_THE TASK_: Identify the lines that include the word "Obowiązkowa", then copy all of them.
— begin THE INPUT —
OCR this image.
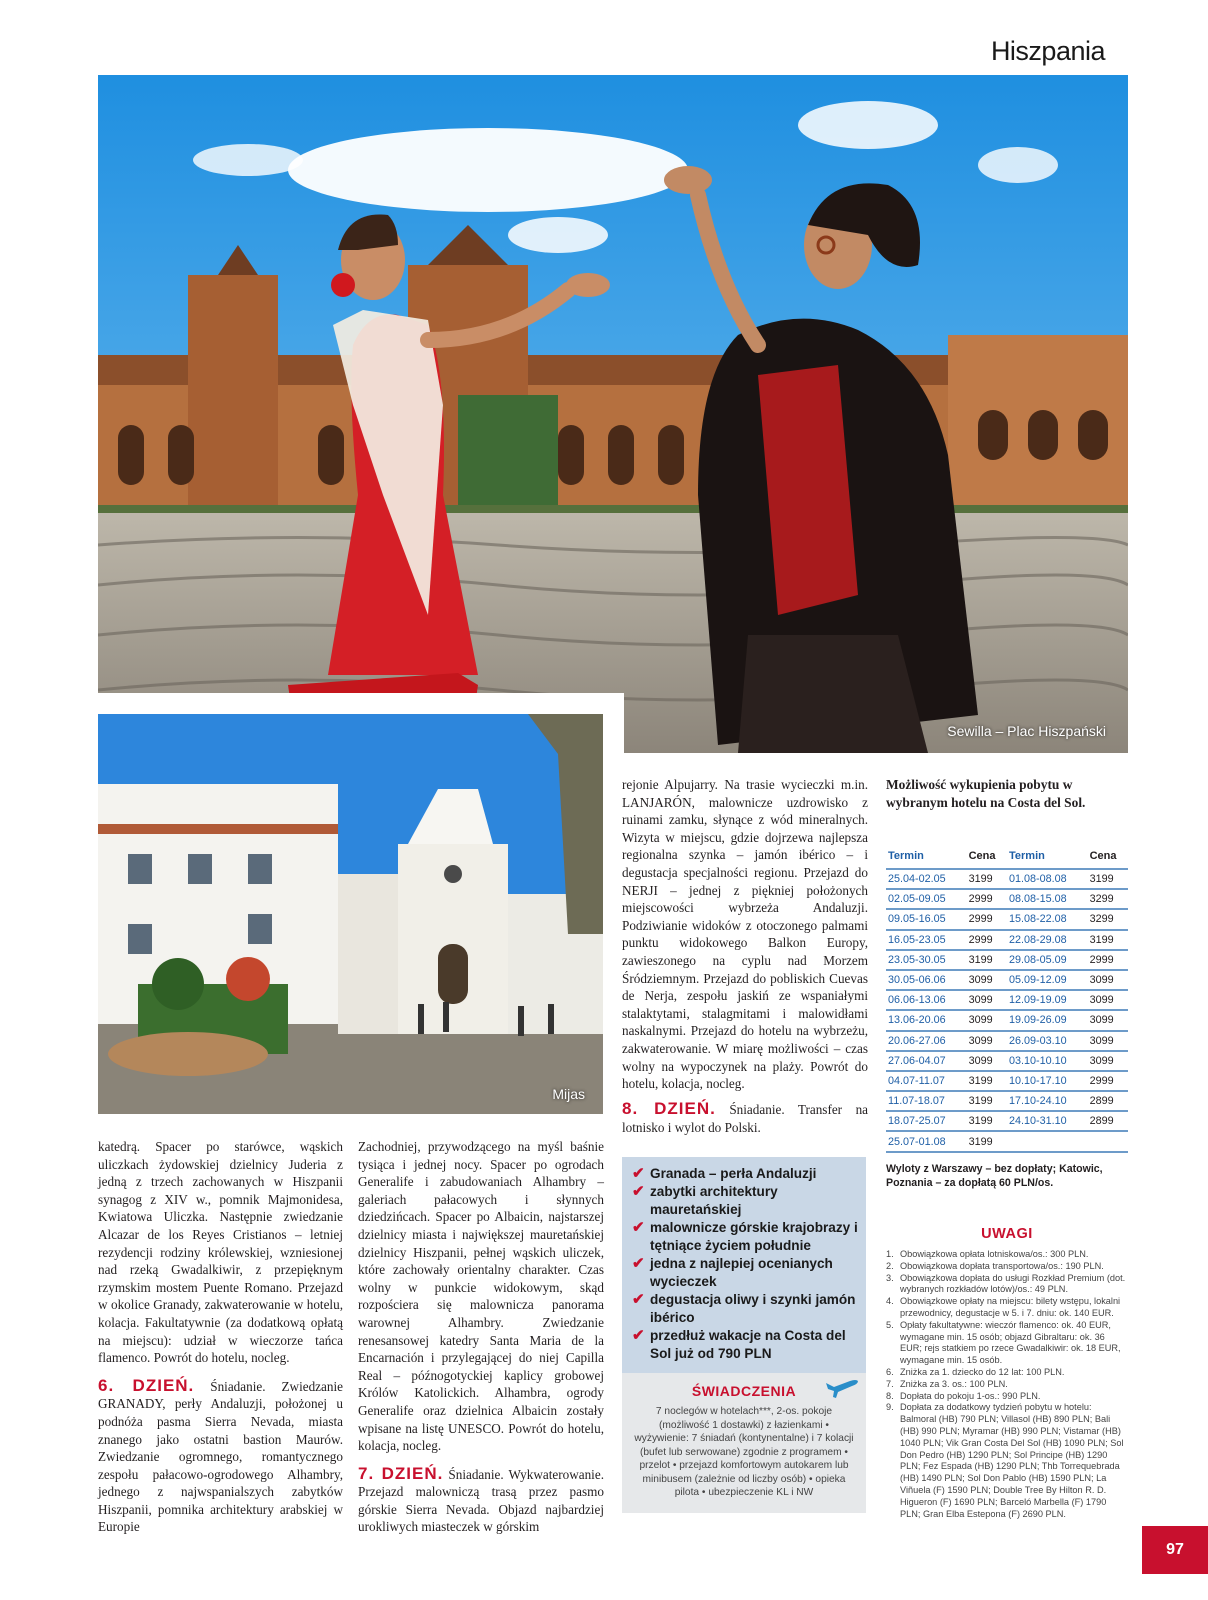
Hiszpania
Sewilla – Plac Hiszpański
Mijas

katedrą. Spacer po starówce, wąskich uliczkach żydowskiej dzielnicy Juderia z jedną z trzech zachowanych w Hiszpanii synagog z XIV w., pomnik Majmonidesa, Kwiatowa Uliczka. Następnie zwiedzanie Alcazar de los Reyes Cristianos – letniej rezydencji rodziny królewskiej, wzniesionej nad rzeką Gwadalkiwir, z przepięknym rzymskim mostem Puente Romano. Przejazd w okolice Granady, zakwaterowanie w hotelu, kolacja. Fakultatywnie (za dodatkową opłatą na miejscu): udział w wieczorze tańca flamenco. Powrót do hotelu, nocleg.

6. DZIEŃ. Śniadanie. Zwiedzanie GRANADY, perły Andaluzji, położonej u podnóża pasma Sierra Nevada, miasta znanego jako ostatni bastion Maurów. Zwiedzanie ogromnego, romantycznego zespołu pałacowo-ogrodowego Alhambry, jednego z najwspanialszych zabytków Hiszpanii, pomnika architektury arabskiej w Europie

Zachodniej, przywodzącego na myśl baśnie tysiąca i jednej nocy. Spacer po ogrodach Generalife i zabudowaniach Alhambry – galeriach pałacowych i słynnych dziedzińcach. Spacer po Albaicin, najstarszej dzielnicy miasta i największej mauretańskiej dzielnicy Hiszpanii, pełnej wąskich uliczek, które zachowały orientalny charakter. Czas wolny w punkcie widokowym, skąd rozpościera się malownicza panorama warownej Alhambry. Zwiedzanie renesansowej katedry Santa Maria de la Encarnación i przylegającej do niej Capilla Real – późnogotyckiej kaplicy grobowej Królów Katolickich. Alhambra, ogrody Generalife oraz dzielnica Albaicin zostały wpisane na listę UNESCO. Powrót do hotelu, kolacja, nocleg.

7. DZIEŃ. Śniadanie. Wykwaterowanie. Przejazd malowniczą trasą przez pasmo górskie Sierra Nevada. Objazd najbardziej urokliwych miasteczek w górskim

rejonie Alpujarry. Na trasie wycieczki m.in. LANJARÓN, malownicze uzdrowisko z ruinami zamku, słynące z wód mineralnych. Wizyta w miejscu, gdzie dojrzewa najlepsza regionalna szynka – jamón ibérico – i degustacja specjalności regionu. Przejazd do NERJI – jednej z piękniej położonych miejscowości wybrzeża Andaluzji. Podziwianie widoków z otoczonego palmami punktu widokowego Balkon Europy, zawieszonego na cyplu nad Morzem Śródziemnym. Przejazd do pobliskich Cuevas de Nerja, zespołu jaskiń ze wspaniałymi stalaktytami, stalagmitami i malowidłami naskalnymi. Przejazd do hotelu na wybrzeżu, zakwaterowanie. W miarę możliwości – czas wolny na wypoczynek na plaży. Powrót do hotelu, kolacja, nocleg.

8. DZIEŃ. Śniadanie. Transfer na lotnisko i wylot do Polski.
✔ Granada – perła Andaluzji
✔ zabytki architektury mauretańskiej
✔ malownicze górskie krajobrazy i tętniące życiem południe
✔ jedna z najlepiej ocenianych wycieczek
✔ degustacja oliwy i szynki jamón ibérico
✔ przedłuż wakacje na Costa del Sol już od 790 PLN
ŚWIADCZENIA
7 noclegów w hotelach***, 2-os. pokoje (możliwość 1 dostawki) z łazienkami • wyżywienie: 7 śniadań (kontynentalne) i 7 kolacji (bufet lub serwowane) zgodnie z programem • przelot • przejazd komfortowym autokarem lub minibusem (zależnie od liczby osób) • opieka pilota • ubezpieczenie KL i NW
Możliwość wykupienia pobytu w wybranym hotelu na Costa del Sol.
Termin	Cena	Termin	Cena
25.04-02.05	3199	01.08-08.08	3199
02.05-09.05	2999	08.08-15.08	3299
09.05-16.05	2999	15.08-22.08	3299
16.05-23.05	2999	22.08-29.08	3199
23.05-30.05	3199	29.08-05.09	2999
30.05-06.06	3099	05.09-12.09	3099
06.06-13.06	3099	12.09-19.09	3099
13.06-20.06	3099	19.09-26.09	3099
20.06-27.06	3099	26.09-03.10	3099
27.06-04.07	3099	03.10-10.10	3099
04.07-11.07	3199	10.10-17.10	2999
11.07-18.07	3199	17.10-24.10	2899
18.07-25.07	3199	24.10-31.10	2899
25.07-01.08	3199		
Wyloty z Warszawy – bez dopłaty; Katowic, Poznania – za dopłatą 60 PLN/os.
UWAGI
1. Obowiązkowa opłata lotniskowa/os.: 300 PLN.
2. Obowiązkowa dopłata transportowa/os.: 190 PLN.
3. Obowiązkowa dopłata do usługi Rozkład Premium (dot. wybranych rozkładów lotów)/os.: 49 PLN.
4. Obowiązkowe opłaty na miejscu: bilety wstępu, lokalni przewodnicy, degustacje w 5. i 7. dniu: ok. 140 EUR.
5. Opłaty fakultatywne: wieczór flamenco: ok. 40 EUR, wymagane min. 15 osób; objazd Gibraltaru: ok. 36 EUR; rejs statkiem po rzece Gwadalkiwir: ok. 18 EUR, wymagane min. 15 osób.
6. Zniżka za 1. dziecko do 12 lat: 100 PLN.
7. Zniżka za 3. os.: 100 PLN.
8. Dopłata do pokoju 1-os.: 990 PLN.
9. Dopłata za dodatkowy tydzień pobytu w hotelu: Balmoral (HB) 790 PLN; Villasol (HB) 890 PLN; Bali (HB) 990 PLN; Myramar (HB) 990 PLN; Vistamar (HB) 1040 PLN; Vik Gran Costa Del Sol (HB) 1090 PLN; Sol Don Pedro (HB) 1290 PLN; Sol Principe (HB) 1290 PLN; Fez Espada (HB) 1290 PLN; Thb Torrequebrada (HB) 1490 PLN; Sol Don Pablo (HB) 1590 PLN; La Viñuela (F) 1590 PLN; Double Tree By Hilton R. D. Higueron (F) 1690 PLN; Barceló Marbella (F) 1790 PLN; Gran Elba Estepona (F) 2690 PLN.
97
— end THE INPUT —
_THE REPLY_:
1. Obowiązkowa opłata lotniskowa/os.: 300 PLN.
2. Obowiązkowa dopłata transportowa/os.: 190 PLN.
3. Obowiązkowa dopłata do usługi Rozkład Premium (dot. wybranych rozkładów lotów)/os.: 49 PLN.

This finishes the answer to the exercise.